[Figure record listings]

[Start]

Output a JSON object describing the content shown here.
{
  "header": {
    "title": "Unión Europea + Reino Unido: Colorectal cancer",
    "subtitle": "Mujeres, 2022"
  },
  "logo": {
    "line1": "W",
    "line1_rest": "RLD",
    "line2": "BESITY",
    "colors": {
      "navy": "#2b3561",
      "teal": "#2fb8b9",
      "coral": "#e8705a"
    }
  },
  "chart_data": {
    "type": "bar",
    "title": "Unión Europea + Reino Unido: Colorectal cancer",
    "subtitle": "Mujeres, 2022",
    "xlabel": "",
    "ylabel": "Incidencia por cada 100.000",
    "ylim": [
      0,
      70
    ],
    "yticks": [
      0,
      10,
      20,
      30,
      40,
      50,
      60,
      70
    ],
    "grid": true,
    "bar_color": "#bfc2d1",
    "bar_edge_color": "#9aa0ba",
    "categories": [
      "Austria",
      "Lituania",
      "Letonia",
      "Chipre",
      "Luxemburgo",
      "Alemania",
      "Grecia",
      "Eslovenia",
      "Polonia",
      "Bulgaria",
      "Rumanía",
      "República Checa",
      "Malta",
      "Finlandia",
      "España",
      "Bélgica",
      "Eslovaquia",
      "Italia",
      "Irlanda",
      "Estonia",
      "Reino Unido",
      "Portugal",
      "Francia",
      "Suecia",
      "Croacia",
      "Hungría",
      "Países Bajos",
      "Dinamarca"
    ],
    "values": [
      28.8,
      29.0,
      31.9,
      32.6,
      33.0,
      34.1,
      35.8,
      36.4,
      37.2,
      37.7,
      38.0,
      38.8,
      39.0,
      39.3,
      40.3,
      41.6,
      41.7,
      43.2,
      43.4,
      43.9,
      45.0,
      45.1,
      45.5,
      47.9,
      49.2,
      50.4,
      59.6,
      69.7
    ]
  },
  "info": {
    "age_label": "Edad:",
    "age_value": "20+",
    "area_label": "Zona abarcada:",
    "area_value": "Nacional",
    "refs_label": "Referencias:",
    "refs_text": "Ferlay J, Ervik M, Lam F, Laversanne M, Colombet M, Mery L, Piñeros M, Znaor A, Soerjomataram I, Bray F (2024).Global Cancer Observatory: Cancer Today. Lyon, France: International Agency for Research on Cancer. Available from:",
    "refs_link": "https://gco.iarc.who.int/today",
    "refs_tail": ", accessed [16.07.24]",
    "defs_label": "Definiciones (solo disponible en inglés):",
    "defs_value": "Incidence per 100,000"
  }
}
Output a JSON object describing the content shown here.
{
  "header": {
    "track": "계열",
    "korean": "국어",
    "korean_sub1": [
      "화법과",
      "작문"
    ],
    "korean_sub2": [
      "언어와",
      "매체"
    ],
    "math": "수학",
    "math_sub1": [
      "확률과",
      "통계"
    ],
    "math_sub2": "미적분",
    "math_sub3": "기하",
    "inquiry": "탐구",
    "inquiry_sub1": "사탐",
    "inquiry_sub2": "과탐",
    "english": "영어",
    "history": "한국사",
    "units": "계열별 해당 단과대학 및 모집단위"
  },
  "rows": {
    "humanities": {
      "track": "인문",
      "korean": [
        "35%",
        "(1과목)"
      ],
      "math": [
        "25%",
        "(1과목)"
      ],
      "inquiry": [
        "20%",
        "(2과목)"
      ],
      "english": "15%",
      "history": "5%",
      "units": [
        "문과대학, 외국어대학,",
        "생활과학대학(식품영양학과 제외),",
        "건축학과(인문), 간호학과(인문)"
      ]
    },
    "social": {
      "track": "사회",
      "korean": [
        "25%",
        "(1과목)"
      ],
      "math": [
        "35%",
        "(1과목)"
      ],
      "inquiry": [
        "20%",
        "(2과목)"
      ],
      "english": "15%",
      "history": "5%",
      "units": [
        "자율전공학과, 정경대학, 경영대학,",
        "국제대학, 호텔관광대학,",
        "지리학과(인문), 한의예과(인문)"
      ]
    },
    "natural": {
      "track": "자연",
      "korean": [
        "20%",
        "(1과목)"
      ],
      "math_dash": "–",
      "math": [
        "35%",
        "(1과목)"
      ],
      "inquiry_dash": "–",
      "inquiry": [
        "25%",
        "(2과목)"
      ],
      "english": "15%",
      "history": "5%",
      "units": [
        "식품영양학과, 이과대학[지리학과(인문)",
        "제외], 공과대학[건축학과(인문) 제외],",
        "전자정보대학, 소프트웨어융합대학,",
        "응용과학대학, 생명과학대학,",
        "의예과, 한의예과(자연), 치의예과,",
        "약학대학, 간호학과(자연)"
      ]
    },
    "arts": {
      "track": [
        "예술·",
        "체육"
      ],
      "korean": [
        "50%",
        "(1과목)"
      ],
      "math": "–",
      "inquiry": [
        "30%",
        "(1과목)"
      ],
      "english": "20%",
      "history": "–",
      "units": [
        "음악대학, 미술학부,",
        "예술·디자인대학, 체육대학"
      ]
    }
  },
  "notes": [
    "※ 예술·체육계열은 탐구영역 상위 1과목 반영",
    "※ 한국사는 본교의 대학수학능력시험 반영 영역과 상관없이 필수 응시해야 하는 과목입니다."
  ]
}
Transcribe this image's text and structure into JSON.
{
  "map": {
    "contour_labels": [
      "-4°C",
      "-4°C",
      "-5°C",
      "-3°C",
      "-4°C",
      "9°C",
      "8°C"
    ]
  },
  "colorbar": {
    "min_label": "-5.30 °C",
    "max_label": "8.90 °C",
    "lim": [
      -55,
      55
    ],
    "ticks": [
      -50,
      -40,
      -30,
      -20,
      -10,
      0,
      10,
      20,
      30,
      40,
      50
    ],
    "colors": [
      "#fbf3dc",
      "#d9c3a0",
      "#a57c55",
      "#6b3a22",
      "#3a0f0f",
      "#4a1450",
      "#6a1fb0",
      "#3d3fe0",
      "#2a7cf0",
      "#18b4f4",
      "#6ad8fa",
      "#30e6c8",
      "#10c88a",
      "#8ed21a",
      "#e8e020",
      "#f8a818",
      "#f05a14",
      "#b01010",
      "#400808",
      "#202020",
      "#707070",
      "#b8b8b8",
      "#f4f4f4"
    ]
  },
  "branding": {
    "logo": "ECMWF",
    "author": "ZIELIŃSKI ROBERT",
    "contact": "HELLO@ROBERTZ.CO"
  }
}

[End]

**Instructions to follow:** Print the material once more, exactly.

**Answer to this exercise:**
Output a JSON object describing the content shown here.
{
  "header": {
    "title": "Unión Europea + Reino Unido: Colorectal cancer",
    "subtitle": "Mujeres, 2022"
  },
  "logo": {
    "line1": "W",
    "line1_rest": "RLD",
    "line2": "BESITY",
    "colors": {
      "navy": "#2b3561",
      "teal": "#2fb8b9",
      "coral": "#e8705a"
    }
  },
  "chart_data": {
    "type": "bar",
    "title": "Unión Europea + Reino Unido: Colorectal cancer",
    "subtitle": "Mujeres, 2022",
    "xlabel": "",
    "ylabel": "Incidencia por cada 100.000",
    "ylim": [
      0,
      70
    ],
    "yticks": [
      0,
      10,
      20,
      30,
      40,
      50,
      60,
      70
    ],
    "grid": true,
    "bar_color": "#bfc2d1",
    "bar_edge_color": "#9aa0ba",
    "categories": [
      "Austria",
      "Lituania",
      "Letonia",
      "Chipre",
      "Luxemburgo",
      "Alemania",
      "Grecia",
      "Eslovenia",
      "Polonia",
      "Bulgaria",
      "Rumanía",
      "República Checa",
      "Malta",
      "Finlandia",
      "España",
      "Bélgica",
      "Eslovaquia",
      "Italia",
      "Irlanda",
      "Estonia",
      "Reino Unido",
      "Portugal",
      "Francia",
      "Suecia",
      "Croacia",
      "Hungría",
      "Países Bajos",
      "Dinamarca"
    ],
    "values": [
      28.8,
      29.0,
      31.9,
      32.6,
      33.0,
      34.1,
      35.8,
      36.4,
      37.2,
      37.7,
      38.0,
      38.8,
      39.0,
      39.3,
      40.3,
      41.6,
      41.7,
      43.2,
      43.4,
      43.9,
      45.0,
      45.1,
      45.5,
      47.9,
      49.2,
      50.4,
      59.6,
      69.7
    ]
  },
  "info": {
    "age_label": "Edad:",
    "age_value": "20+",
    "area_label": "Zona abarcada:",
    "area_value": "Nacional",
    "refs_label": "Referencias:",
    "refs_text": "Ferlay J, Ervik M, Lam F, Laversanne M, Colombet M, Mery L, Piñeros M, Znaor A, Soerjomataram I, Bray F (2024).Global Cancer Observatory: Cancer Today. Lyon, France: International Agency for Research on Cancer. Available from:",
    "refs_link": "https://gco.iarc.who.int/today",
    "refs_tail": ", accessed [16.07.24]",
    "defs_label": "Definiciones (solo disponible en inglés):",
    "defs_value": "Incidence per 100,000"
  }
}
Output a JSON object describing the content shown here.
{
  "header": {
    "track": "계열",
    "korean": "국어",
    "korean_sub1": [
      "화법과",
      "작문"
    ],
    "korean_sub2": [
      "언어와",
      "매체"
    ],
    "math": "수학",
    "math_sub1": [
      "확률과",
      "통계"
    ],
    "math_sub2": "미적분",
    "math_sub3": "기하",
    "inquiry": "탐구",
    "inquiry_sub1": "사탐",
    "inquiry_sub2": "과탐",
    "english": "영어",
    "history": "한국사",
    "units": "계열별 해당 단과대학 및 모집단위"
  },
  "rows": {
    "humanities": {
      "track": "인문",
      "korean": [
        "35%",
        "(1과목)"
      ],
      "math": [
        "25%",
        "(1과목)"
      ],
      "inquiry": [
        "20%",
        "(2과목)"
      ],
      "english": "15%",
      "history": "5%",
      "units": [
        "문과대학, 외국어대학,",
        "생활과학대학(식품영양학과 제외),",
        "건축학과(인문), 간호학과(인문)"
      ]
    },
    "social": {
      "track": "사회",
      "korean": [
        "25%",
        "(1과목)"
      ],
      "math": [
        "35%",
        "(1과목)"
      ],
      "inquiry": [
        "20%",
        "(2과목)"
      ],
      "english": "15%",
      "history": "5%",
      "units": [
        "자율전공학과, 정경대학, 경영대학,",
        "국제대학, 호텔관광대학,",
        "지리학과(인문), 한의예과(인문)"
      ]
    },
    "natural": {
      "track": "자연",
      "korean": [
        "20%",
        "(1과목)"
      ],
      "math_dash": "–",
      "math": [
        "35%",
        "(1과목)"
      ],
      "inquiry_dash": "–",
      "inquiry": [
        "25%",
        "(2과목)"
      ],
      "english": "15%",
      "history": "5%",
      "units": [
        "식품영양학과, 이과대학[지리학과(인문)",
        "제외], 공과대학[건축학과(인문) 제외],",
        "전자정보대학, 소프트웨어융합대학,",
        "응용과학대학, 생명과학대학,",
        "의예과, 한의예과(자연), 치의예과,",
        "약학대학, 간호학과(자연)"
      ]
    },
    "arts": {
      "track": [
        "예술·",
        "체육"
      ],
      "korean": [
        "50%",
        "(1과목)"
      ],
      "math": "–",
      "inquiry": [
        "30%",
        "(1과목)"
      ],
      "english": "20%",
      "history": "–",
      "units": [
        "음악대학, 미술학부,",
        "예술·디자인대학, 체육대학"
      ]
    }
  },
  "notes": [
    "※ 예술·체육계열은 탐구영역 상위 1과목 반영",
    "※ 한국사는 본교의 대학수학능력시험 반영 영역과 상관없이 필수 응시해야 하는 과목입니다."
  ]
}
Transcribe this image's text and structure into JSON.
{
  "map": {
    "contour_labels": [
      "-4°C",
      "-4°C",
      "-5°C",
      "-3°C",
      "-4°C",
      "9°C",
      "8°C"
    ]
  },
  "colorbar": {
    "min_label": "-5.30 °C",
    "max_label": "8.90 °C",
    "lim": [
      -55,
      55
    ],
    "ticks": [
      -50,
      -40,
      -30,
      -20,
      -10,
      0,
      10,
      20,
      30,
      40,
      50
    ],
    "colors": [
      "#fbf3dc",
      "#d9c3a0",
      "#a57c55",
      "#6b3a22",
      "#3a0f0f",
      "#4a1450",
      "#6a1fb0",
      "#3d3fe0",
      "#2a7cf0",
      "#18b4f4",
      "#6ad8fa",
      "#30e6c8",
      "#10c88a",
      "#8ed21a",
      "#e8e020",
      "#f8a818",
      "#f05a14",
      "#b01010",
      "#400808",
      "#202020",
      "#707070",
      "#b8b8b8",
      "#f4f4f4"
    ]
  },
  "branding": {
    "logo": "ECMWF",
    "author": "ZIELIŃSKI ROBERT",
    "contact": "HELLO@ROBERTZ.CO"
  }
}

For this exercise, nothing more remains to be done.